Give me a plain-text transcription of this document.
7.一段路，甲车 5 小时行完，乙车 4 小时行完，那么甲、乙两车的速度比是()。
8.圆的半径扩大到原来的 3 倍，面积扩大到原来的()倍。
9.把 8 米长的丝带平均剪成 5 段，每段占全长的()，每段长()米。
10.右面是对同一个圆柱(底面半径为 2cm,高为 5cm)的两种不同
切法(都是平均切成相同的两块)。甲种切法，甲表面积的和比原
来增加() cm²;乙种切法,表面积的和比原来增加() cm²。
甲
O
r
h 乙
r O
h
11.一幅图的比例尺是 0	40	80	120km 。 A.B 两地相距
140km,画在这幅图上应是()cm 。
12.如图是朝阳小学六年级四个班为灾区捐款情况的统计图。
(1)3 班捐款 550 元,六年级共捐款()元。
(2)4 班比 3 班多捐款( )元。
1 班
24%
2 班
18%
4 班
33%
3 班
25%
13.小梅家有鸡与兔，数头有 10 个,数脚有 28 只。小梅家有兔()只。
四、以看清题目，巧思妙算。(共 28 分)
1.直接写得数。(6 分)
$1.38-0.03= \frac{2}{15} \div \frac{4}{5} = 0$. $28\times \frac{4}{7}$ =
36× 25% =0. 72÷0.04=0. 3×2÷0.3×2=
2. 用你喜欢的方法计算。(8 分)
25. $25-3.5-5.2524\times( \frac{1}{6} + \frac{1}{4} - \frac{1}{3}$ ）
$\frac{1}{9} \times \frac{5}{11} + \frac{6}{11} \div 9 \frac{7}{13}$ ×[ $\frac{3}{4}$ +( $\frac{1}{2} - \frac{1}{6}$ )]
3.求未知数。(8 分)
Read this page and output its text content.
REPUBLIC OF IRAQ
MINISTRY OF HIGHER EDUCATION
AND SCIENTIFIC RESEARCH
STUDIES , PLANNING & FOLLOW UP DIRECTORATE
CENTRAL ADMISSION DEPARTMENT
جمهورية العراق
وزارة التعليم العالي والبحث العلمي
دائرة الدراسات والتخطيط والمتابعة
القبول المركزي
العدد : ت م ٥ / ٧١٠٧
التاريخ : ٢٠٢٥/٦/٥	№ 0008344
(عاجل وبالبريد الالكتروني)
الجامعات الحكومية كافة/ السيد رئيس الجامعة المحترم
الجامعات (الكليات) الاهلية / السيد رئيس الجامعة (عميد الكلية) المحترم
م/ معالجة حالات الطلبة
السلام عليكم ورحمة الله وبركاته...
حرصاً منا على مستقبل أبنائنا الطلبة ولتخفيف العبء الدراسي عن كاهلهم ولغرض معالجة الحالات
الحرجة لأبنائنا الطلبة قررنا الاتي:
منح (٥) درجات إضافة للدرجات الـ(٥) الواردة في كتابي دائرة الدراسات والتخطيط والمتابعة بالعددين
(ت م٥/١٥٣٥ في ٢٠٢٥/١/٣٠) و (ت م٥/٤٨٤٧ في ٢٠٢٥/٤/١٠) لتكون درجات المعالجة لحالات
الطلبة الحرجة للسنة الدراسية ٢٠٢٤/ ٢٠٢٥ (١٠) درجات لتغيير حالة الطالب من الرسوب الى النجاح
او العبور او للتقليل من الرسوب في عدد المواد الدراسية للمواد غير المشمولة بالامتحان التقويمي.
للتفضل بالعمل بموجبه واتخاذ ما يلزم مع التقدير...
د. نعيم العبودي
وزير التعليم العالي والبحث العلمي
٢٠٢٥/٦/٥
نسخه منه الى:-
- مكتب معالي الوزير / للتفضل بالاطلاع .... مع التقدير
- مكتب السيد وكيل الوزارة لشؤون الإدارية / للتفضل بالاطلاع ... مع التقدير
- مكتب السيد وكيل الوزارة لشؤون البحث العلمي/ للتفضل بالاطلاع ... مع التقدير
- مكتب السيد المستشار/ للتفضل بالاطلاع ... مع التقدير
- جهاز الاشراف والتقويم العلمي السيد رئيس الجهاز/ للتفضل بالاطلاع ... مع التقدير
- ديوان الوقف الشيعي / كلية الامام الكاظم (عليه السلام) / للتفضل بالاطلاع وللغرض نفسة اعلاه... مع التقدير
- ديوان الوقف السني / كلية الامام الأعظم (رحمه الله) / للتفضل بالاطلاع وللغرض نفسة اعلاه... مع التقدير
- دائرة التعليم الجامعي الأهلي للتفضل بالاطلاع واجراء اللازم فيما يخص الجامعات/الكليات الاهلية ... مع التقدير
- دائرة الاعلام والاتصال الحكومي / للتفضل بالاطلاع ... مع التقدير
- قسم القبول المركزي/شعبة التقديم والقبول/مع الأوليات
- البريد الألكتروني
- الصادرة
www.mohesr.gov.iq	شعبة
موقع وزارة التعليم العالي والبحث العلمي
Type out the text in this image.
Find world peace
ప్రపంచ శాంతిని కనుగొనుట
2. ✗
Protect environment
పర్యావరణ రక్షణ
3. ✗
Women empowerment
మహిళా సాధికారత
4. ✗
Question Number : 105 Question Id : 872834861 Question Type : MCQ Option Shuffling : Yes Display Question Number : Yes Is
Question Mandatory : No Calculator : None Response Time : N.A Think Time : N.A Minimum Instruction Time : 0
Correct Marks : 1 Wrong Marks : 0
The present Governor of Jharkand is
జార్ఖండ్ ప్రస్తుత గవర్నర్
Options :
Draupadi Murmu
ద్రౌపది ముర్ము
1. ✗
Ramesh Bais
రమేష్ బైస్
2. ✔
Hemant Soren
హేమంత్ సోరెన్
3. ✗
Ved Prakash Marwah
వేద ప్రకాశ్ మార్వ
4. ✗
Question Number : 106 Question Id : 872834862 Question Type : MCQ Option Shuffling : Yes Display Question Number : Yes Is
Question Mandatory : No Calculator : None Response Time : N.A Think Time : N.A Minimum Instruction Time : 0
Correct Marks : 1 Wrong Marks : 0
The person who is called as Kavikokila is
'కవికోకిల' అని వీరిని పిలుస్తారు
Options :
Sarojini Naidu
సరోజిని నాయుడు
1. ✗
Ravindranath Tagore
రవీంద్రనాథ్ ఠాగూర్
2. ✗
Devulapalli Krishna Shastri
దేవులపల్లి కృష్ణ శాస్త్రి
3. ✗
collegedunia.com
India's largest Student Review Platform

⁂

:: Written exercise ::
All entries must be repeated verbatim.

:: Solution for this problem ::
Give me a plain-text transcription of this document.
7.一段路，甲车 5 小时行完，乙车 4 小时行完，那么甲、乙两车的速度比是()。
8.圆的半径扩大到原来的 3 倍，面积扩大到原来的()倍。
9.把 8 米长的丝带平均剪成 5 段，每段占全长的()，每段长()米。
10.右面是对同一个圆柱(底面半径为 2cm,高为 5cm)的两种不同
切法(都是平均切成相同的两块)。甲种切法，甲表面积的和比原
来增加() cm²;乙种切法,表面积的和比原来增加() cm²。
甲
O
r
h 乙
r O
h
11.一幅图的比例尺是 0	40	80	120km 。 A.B 两地相距
140km,画在这幅图上应是()cm 。
12.如图是朝阳小学六年级四个班为灾区捐款情况的统计图。
(1)3 班捐款 550 元,六年级共捐款()元。
(2)4 班比 3 班多捐款( )元。
1 班
24%
2 班
18%
4 班
33%
3 班
25%
13.小梅家有鸡与兔，数头有 10 个,数脚有 28 只。小梅家有兔()只。
四、以看清题目，巧思妙算。(共 28 分)
1.直接写得数。(6 分)
$1.38-0.03= \frac{2}{15} \div \frac{4}{5} = 0$. $28\times \frac{4}{7}$ =
36× 25% =0. 72÷0.04=0. 3×2÷0.3×2=
2. 用你喜欢的方法计算。(8 分)
25. $25-3.5-5.2524\times( \frac{1}{6} + \frac{1}{4} - \frac{1}{3}$ ）
$\frac{1}{9} \times \frac{5}{11} + \frac{6}{11} \div 9 \frac{7}{13}$ ×[ $\frac{3}{4}$ +( $\frac{1}{2} - \frac{1}{6}$ )]
3.求未知数。(8 分)
Read this page and output its text content.
REPUBLIC OF IRAQ
MINISTRY OF HIGHER EDUCATION
AND SCIENTIFIC RESEARCH
STUDIES , PLANNING & FOLLOW UP DIRECTORATE
CENTRAL ADMISSION DEPARTMENT
جمهورية العراق
وزارة التعليم العالي والبحث العلمي
دائرة الدراسات والتخطيط والمتابعة
القبول المركزي
العدد : ت م ٥ / ٧١٠٧
التاريخ : ٢٠٢٥/٦/٥	№ 0008344
(عاجل وبالبريد الالكتروني)
الجامعات الحكومية كافة/ السيد رئيس الجامعة المحترم
الجامعات (الكليات) الاهلية / السيد رئيس الجامعة (عميد الكلية) المحترم
م/ معالجة حالات الطلبة
السلام عليكم ورحمة الله وبركاته...
حرصاً منا على مستقبل أبنائنا الطلبة ولتخفيف العبء الدراسي عن كاهلهم ولغرض معالجة الحالات
الحرجة لأبنائنا الطلبة قررنا الاتي:
منح (٥) درجات إضافة للدرجات الـ(٥) الواردة في كتابي دائرة الدراسات والتخطيط والمتابعة بالعددين
(ت م٥/١٥٣٥ في ٢٠٢٥/١/٣٠) و (ت م٥/٤٨٤٧ في ٢٠٢٥/٤/١٠) لتكون درجات المعالجة لحالات
الطلبة الحرجة للسنة الدراسية ٢٠٢٤/ ٢٠٢٥ (١٠) درجات لتغيير حالة الطالب من الرسوب الى النجاح
او العبور او للتقليل من الرسوب في عدد المواد الدراسية للمواد غير المشمولة بالامتحان التقويمي.
للتفضل بالعمل بموجبه واتخاذ ما يلزم مع التقدير...
د. نعيم العبودي
وزير التعليم العالي والبحث العلمي
٢٠٢٥/٦/٥
نسخه منه الى:-
- مكتب معالي الوزير / للتفضل بالاطلاع .... مع التقدير
- مكتب السيد وكيل الوزارة لشؤون الإدارية / للتفضل بالاطلاع ... مع التقدير
- مكتب السيد وكيل الوزارة لشؤون البحث العلمي/ للتفضل بالاطلاع ... مع التقدير
- مكتب السيد المستشار/ للتفضل بالاطلاع ... مع التقدير
- جهاز الاشراف والتقويم العلمي السيد رئيس الجهاز/ للتفضل بالاطلاع ... مع التقدير
- ديوان الوقف الشيعي / كلية الامام الكاظم (عليه السلام) / للتفضل بالاطلاع وللغرض نفسة اعلاه... مع التقدير
- ديوان الوقف السني / كلية الامام الأعظم (رحمه الله) / للتفضل بالاطلاع وللغرض نفسة اعلاه... مع التقدير
- دائرة التعليم الجامعي الأهلي للتفضل بالاطلاع واجراء اللازم فيما يخص الجامعات/الكليات الاهلية ... مع التقدير
- دائرة الاعلام والاتصال الحكومي / للتفضل بالاطلاع ... مع التقدير
- قسم القبول المركزي/شعبة التقديم والقبول/مع الأوليات
- البريد الألكتروني
- الصادرة
www.mohesr.gov.iq	شعبة
موقع وزارة التعليم العالي والبحث العلمي
Type out the text in this image.
Find world peace
ప్రపంచ శాంతిని కనుగొనుట
2. ✗
Protect environment
పర్యావరణ రక్షణ
3. ✗
Women empowerment
మహిళా సాధికారత
4. ✗
Question Number : 105 Question Id : 872834861 Question Type : MCQ Option Shuffling : Yes Display Question Number : Yes Is
Question Mandatory : No Calculator : None Response Time : N.A Think Time : N.A Minimum Instruction Time : 0
Correct Marks : 1 Wrong Marks : 0
The present Governor of Jharkand is
జార్ఖండ్ ప్రస్తుత గవర్నర్
Options :
Draupadi Murmu
ద్రౌపది ముర్ము
1. ✗
Ramesh Bais
రమేష్ బైస్
2. ✔
Hemant Soren
హేమంత్ సోరెన్
3. ✗
Ved Prakash Marwah
వేద ప్రకాశ్ మార్వ
4. ✗
Question Number : 106 Question Id : 872834862 Question Type : MCQ Option Shuffling : Yes Display Question Number : Yes Is
Question Mandatory : No Calculator : None Response Time : N.A Think Time : N.A Minimum Instruction Time : 0
Correct Marks : 1 Wrong Marks : 0
The person who is called as Kavikokila is
'కవికోకిల' అని వీరిని పిలుస్తారు
Options :
Sarojini Naidu
సరోజిని నాయుడు
1. ✗
Ravindranath Tagore
రవీంద్రనాథ్ ఠాగూర్
2. ✗
Devulapalli Krishna Shastri
దేవులపల్లి కృష్ణ శాస్త్రి
3. ✗
collegedunia.com
India's largest Student Review Platform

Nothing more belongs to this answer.